[Set problem]:
Print out the entries below with no edits.

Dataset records
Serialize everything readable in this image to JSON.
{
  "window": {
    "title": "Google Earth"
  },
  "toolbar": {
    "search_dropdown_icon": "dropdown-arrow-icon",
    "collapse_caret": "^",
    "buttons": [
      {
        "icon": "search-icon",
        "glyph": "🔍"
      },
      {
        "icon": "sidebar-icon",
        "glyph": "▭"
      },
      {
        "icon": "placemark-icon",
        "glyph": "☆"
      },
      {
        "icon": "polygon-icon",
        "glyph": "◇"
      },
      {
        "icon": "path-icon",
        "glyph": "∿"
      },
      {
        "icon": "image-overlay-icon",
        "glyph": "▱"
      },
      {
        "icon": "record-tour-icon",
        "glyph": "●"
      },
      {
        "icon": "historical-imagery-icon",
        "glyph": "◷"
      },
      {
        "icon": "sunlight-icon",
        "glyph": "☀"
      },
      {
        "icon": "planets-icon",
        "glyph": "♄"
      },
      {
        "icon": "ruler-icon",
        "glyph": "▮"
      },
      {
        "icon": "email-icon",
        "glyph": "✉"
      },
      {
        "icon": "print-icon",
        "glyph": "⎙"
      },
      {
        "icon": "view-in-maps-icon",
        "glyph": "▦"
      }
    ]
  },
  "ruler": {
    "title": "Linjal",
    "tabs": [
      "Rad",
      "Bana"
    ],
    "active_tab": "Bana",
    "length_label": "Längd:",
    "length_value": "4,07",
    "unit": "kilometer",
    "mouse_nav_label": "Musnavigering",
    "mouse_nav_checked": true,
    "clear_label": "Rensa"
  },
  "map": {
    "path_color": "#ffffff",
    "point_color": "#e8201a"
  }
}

[Final result]:
Serialize everything readable in this image to JSON.
{
  "window": {
    "title": "Google Earth"
  },
  "toolbar": {
    "search_dropdown_icon": "dropdown-arrow-icon",
    "collapse_caret": "^",
    "buttons": [
      {
        "icon": "search-icon",
        "glyph": "🔍"
      },
      {
        "icon": "sidebar-icon",
        "glyph": "▭"
      },
      {
        "icon": "placemark-icon",
        "glyph": "☆"
      },
      {
        "icon": "polygon-icon",
        "glyph": "◇"
      },
      {
        "icon": "path-icon",
        "glyph": "∿"
      },
      {
        "icon": "image-overlay-icon",
        "glyph": "▱"
      },
      {
        "icon": "record-tour-icon",
        "glyph": "●"
      },
      {
        "icon": "historical-imagery-icon",
        "glyph": "◷"
      },
      {
        "icon": "sunlight-icon",
        "glyph": "☀"
      },
      {
        "icon": "planets-icon",
        "glyph": "♄"
      },
      {
        "icon": "ruler-icon",
        "glyph": "▮"
      },
      {
        "icon": "email-icon",
        "glyph": "✉"
      },
      {
        "icon": "print-icon",
        "glyph": "⎙"
      },
      {
        "icon": "view-in-maps-icon",
        "glyph": "▦"
      }
    ]
  },
  "ruler": {
    "title": "Linjal",
    "tabs": [
      "Rad",
      "Bana"
    ],
    "active_tab": "Bana",
    "length_label": "Längd:",
    "length_value": "4,07",
    "unit": "kilometer",
    "mouse_nav_label": "Musnavigering",
    "mouse_nav_checked": true,
    "clear_label": "Rensa"
  },
  "map": {
    "path_color": "#ffffff",
    "point_color": "#e8201a"
  }
}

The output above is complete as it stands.